§ Task requirements: Check each line of the records below and collect those holding "Craigden".
-- Begin Material --
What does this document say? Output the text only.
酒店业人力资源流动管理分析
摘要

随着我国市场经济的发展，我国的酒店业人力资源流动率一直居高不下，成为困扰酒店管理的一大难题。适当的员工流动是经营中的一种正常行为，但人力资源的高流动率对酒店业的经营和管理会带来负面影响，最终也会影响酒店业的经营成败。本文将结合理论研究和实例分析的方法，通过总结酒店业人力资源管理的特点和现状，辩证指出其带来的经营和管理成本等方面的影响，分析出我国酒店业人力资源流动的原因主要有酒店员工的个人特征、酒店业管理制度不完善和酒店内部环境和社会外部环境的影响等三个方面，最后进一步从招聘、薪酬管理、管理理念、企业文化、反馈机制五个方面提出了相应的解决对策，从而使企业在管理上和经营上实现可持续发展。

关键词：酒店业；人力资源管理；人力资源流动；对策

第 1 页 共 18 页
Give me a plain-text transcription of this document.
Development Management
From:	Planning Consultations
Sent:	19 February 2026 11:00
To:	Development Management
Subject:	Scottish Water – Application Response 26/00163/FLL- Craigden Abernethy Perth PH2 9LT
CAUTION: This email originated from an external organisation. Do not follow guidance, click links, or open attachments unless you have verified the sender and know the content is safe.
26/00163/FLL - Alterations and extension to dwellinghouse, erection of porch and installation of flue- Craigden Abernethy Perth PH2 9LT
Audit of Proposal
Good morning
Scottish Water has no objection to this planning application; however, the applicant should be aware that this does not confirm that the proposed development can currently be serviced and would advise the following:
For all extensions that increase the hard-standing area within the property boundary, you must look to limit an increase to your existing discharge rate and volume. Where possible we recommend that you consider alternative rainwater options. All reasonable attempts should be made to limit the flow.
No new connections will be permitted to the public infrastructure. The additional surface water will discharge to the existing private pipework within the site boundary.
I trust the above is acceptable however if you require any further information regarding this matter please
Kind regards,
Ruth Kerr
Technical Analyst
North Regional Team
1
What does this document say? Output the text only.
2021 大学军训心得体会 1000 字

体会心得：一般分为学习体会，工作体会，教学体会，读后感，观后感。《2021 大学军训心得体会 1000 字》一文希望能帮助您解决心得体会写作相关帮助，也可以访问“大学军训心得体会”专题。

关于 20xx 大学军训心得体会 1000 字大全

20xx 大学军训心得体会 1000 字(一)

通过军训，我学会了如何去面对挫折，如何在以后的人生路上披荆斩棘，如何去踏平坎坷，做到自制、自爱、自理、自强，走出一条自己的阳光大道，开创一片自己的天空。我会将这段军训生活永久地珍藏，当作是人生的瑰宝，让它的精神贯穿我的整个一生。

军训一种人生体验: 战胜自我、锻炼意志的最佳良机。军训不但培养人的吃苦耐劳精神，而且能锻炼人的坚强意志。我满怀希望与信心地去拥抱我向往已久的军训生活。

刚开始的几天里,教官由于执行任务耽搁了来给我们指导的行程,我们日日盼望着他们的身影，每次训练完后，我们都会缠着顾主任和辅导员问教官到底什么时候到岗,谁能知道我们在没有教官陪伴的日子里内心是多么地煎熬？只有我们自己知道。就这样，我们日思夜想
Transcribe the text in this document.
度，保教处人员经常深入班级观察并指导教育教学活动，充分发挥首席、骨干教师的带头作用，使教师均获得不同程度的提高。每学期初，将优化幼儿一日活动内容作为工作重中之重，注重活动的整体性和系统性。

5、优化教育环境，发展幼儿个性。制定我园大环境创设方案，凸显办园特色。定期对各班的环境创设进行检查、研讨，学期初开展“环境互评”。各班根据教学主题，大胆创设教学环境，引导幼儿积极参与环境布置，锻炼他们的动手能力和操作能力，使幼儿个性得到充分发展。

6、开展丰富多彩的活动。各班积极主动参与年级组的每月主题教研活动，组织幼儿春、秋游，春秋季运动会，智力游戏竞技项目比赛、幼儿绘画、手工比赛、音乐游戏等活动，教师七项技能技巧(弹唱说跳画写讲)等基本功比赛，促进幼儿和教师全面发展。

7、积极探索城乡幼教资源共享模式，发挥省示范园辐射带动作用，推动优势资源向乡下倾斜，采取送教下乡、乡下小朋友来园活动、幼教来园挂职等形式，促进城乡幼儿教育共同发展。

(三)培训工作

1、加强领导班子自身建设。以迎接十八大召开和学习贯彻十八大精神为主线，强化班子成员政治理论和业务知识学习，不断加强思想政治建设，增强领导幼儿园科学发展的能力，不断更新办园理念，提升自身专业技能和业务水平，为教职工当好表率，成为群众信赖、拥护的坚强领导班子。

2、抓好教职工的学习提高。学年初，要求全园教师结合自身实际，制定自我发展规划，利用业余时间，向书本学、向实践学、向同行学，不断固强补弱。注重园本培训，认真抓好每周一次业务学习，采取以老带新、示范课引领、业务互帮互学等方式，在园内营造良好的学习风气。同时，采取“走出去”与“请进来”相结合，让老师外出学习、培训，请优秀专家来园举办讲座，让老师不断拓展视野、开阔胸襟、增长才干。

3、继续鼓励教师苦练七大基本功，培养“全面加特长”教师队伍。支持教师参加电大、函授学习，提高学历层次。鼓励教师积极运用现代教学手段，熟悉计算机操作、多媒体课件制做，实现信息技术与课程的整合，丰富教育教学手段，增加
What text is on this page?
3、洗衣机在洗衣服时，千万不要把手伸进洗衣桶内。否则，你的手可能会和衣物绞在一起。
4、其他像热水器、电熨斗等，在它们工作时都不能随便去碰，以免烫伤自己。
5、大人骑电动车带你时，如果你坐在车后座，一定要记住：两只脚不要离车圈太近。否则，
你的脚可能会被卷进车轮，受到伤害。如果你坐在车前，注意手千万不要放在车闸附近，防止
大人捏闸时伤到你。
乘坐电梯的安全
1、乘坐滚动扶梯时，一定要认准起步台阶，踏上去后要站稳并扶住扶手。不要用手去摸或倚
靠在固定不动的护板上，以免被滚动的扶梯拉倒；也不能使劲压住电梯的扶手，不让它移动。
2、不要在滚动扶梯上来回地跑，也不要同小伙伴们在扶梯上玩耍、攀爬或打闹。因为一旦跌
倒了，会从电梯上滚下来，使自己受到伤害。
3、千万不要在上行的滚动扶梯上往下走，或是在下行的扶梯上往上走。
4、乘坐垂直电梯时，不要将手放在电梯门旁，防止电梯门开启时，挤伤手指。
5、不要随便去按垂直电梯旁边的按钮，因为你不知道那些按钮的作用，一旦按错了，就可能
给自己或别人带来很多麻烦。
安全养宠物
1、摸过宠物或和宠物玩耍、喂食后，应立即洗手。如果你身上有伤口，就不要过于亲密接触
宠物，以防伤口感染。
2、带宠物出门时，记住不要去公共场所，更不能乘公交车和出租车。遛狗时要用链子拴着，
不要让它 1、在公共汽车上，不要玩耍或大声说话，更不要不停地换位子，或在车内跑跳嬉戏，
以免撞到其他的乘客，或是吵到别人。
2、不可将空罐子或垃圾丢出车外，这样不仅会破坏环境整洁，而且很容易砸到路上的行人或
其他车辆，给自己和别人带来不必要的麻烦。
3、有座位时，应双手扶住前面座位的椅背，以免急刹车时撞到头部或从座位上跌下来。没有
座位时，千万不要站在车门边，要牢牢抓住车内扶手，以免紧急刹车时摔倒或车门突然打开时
-- End Material --
§ The completed task:
Subject:	Scottish Water – Application Response 26/00163/FLL- Craigden Abernethy Perth PH2 9LT
26/00163/FLL - Alterations and extension to dwellinghouse, erection of porch and installation of flue- Craigden Abernethy Perth PH2 9LT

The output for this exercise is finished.